START

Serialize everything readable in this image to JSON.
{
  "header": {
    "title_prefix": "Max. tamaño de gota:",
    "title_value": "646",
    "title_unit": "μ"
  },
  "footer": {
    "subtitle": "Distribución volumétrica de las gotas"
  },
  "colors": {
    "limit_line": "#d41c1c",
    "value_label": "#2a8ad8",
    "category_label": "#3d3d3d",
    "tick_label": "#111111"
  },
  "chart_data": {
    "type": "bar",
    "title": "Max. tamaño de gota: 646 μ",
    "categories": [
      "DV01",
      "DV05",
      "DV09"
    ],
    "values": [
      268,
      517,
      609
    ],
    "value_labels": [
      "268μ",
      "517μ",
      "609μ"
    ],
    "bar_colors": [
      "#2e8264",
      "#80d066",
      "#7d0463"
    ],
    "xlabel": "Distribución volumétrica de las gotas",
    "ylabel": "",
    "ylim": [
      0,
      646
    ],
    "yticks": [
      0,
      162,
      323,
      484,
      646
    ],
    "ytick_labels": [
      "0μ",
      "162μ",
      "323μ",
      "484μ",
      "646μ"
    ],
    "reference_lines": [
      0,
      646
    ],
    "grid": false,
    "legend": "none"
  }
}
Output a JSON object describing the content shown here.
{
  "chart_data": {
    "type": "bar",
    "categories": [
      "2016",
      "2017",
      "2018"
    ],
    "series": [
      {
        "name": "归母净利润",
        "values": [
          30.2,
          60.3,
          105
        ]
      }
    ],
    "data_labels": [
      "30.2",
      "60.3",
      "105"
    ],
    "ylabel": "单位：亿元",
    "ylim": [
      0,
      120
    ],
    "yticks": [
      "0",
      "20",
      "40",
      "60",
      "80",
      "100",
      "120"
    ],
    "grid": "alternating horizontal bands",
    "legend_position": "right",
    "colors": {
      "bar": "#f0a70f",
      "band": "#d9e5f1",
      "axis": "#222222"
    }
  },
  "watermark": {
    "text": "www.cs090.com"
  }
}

END

§ **Exercise**
Your task is to repeat every line exactly.

§ **Response to this task**
Serialize everything readable in this image to JSON.
{
  "header": {
    "title_prefix": "Max. tamaño de gota:",
    "title_value": "646",
    "title_unit": "μ"
  },
  "footer": {
    "subtitle": "Distribución volumétrica de las gotas"
  },
  "colors": {
    "limit_line": "#d41c1c",
    "value_label": "#2a8ad8",
    "category_label": "#3d3d3d",
    "tick_label": "#111111"
  },
  "chart_data": {
    "type": "bar",
    "title": "Max. tamaño de gota: 646 μ",
    "categories": [
      "DV01",
      "DV05",
      "DV09"
    ],
    "values": [
      268,
      517,
      609
    ],
    "value_labels": [
      "268μ",
      "517μ",
      "609μ"
    ],
    "bar_colors": [
      "#2e8264",
      "#80d066",
      "#7d0463"
    ],
    "xlabel": "Distribución volumétrica de las gotas",
    "ylabel": "",
    "ylim": [
      0,
      646
    ],
    "yticks": [
      0,
      162,
      323,
      484,
      646
    ],
    "ytick_labels": [
      "0μ",
      "162μ",
      "323μ",
      "484μ",
      "646μ"
    ],
    "reference_lines": [
      0,
      646
    ],
    "grid": false,
    "legend": "none"
  }
}
Output a JSON object describing the content shown here.
{
  "chart_data": {
    "type": "bar",
    "categories": [
      "2016",
      "2017",
      "2018"
    ],
    "series": [
      {
        "name": "归母净利润",
        "values": [
          30.2,
          60.3,
          105
        ]
      }
    ],
    "data_labels": [
      "30.2",
      "60.3",
      "105"
    ],
    "ylabel": "单位：亿元",
    "ylim": [
      0,
      120
    ],
    "yticks": [
      "0",
      "20",
      "40",
      "60",
      "80",
      "100",
      "120"
    ],
    "grid": "alternating horizontal bands",
    "legend_position": "right",
    "colors": {
      "bar": "#f0a70f",
      "band": "#d9e5f1",
      "axis": "#222222"
    }
  },
  "watermark": {
    "text": "www.cs090.com"
  }
}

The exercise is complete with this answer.